● WHAT IS EXPECTED
Find every line in the records below that holds the word "Чукотского", and copy it out.

::::::

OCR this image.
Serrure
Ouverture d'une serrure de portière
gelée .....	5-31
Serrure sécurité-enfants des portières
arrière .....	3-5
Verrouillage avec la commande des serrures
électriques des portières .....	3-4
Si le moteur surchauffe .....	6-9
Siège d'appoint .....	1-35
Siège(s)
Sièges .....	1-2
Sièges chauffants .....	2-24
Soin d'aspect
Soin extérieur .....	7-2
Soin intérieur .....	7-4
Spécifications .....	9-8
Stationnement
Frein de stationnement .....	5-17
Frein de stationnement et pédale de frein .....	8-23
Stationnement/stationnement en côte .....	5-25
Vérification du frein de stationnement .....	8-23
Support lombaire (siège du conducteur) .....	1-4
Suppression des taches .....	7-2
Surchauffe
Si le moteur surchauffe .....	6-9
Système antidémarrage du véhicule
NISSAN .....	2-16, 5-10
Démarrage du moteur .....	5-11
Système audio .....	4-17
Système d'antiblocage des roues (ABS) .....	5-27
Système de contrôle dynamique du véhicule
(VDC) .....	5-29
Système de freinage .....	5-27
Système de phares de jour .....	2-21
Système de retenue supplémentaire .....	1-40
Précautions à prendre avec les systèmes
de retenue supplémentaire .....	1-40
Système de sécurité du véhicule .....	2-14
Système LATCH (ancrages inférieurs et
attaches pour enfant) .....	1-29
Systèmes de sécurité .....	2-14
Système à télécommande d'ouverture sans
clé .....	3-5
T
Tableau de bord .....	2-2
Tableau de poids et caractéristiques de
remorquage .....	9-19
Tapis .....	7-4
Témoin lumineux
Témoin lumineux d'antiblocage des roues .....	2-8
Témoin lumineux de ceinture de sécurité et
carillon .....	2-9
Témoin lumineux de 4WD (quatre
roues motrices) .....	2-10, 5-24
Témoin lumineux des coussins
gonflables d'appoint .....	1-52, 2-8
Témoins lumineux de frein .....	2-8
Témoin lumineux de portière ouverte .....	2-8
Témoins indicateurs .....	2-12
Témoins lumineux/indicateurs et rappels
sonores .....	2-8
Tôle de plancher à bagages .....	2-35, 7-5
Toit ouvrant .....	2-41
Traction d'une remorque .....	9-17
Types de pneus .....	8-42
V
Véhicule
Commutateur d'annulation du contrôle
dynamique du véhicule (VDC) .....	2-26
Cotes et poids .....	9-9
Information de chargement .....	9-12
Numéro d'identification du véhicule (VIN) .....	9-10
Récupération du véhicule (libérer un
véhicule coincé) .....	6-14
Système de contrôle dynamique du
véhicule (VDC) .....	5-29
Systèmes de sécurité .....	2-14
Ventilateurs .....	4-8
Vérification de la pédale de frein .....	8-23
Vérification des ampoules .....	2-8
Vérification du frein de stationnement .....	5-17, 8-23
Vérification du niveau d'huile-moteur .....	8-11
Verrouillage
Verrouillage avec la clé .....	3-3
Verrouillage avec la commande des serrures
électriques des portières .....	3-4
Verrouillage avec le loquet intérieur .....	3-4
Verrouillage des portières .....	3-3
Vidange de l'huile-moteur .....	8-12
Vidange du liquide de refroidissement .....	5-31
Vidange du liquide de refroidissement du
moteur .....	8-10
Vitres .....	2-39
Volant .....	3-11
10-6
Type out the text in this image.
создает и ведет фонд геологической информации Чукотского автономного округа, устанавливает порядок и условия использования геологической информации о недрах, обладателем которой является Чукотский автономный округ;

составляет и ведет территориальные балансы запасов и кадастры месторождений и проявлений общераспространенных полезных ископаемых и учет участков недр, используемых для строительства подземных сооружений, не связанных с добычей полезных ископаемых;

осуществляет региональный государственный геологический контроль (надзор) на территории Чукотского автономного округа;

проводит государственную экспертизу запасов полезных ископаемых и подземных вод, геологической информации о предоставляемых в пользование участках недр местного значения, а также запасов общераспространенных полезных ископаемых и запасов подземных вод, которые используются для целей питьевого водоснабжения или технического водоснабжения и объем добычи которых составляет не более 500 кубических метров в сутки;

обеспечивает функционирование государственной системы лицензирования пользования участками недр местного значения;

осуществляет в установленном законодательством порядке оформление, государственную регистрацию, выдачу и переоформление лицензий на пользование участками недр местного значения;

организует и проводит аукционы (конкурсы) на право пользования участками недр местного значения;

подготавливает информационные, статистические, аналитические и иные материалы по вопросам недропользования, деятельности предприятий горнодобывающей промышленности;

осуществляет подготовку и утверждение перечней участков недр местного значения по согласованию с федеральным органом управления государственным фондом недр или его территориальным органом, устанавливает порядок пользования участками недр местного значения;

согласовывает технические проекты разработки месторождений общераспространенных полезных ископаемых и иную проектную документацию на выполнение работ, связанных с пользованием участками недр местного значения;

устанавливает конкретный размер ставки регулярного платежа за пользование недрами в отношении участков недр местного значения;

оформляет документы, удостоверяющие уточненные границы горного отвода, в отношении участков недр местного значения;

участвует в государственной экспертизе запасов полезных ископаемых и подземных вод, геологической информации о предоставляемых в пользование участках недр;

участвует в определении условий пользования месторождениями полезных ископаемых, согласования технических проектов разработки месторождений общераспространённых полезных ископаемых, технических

::::::

● FINISHED TASK
создает и ведет фонд геологической информации Чукотского автономного округа, устанавливает порядок и условия использования геологической информации о недрах, обладателем которой является Чукотский автономный округ;
осуществляет региональный государственный геологический контроль (надзор) на территории Чукотского автономного округа;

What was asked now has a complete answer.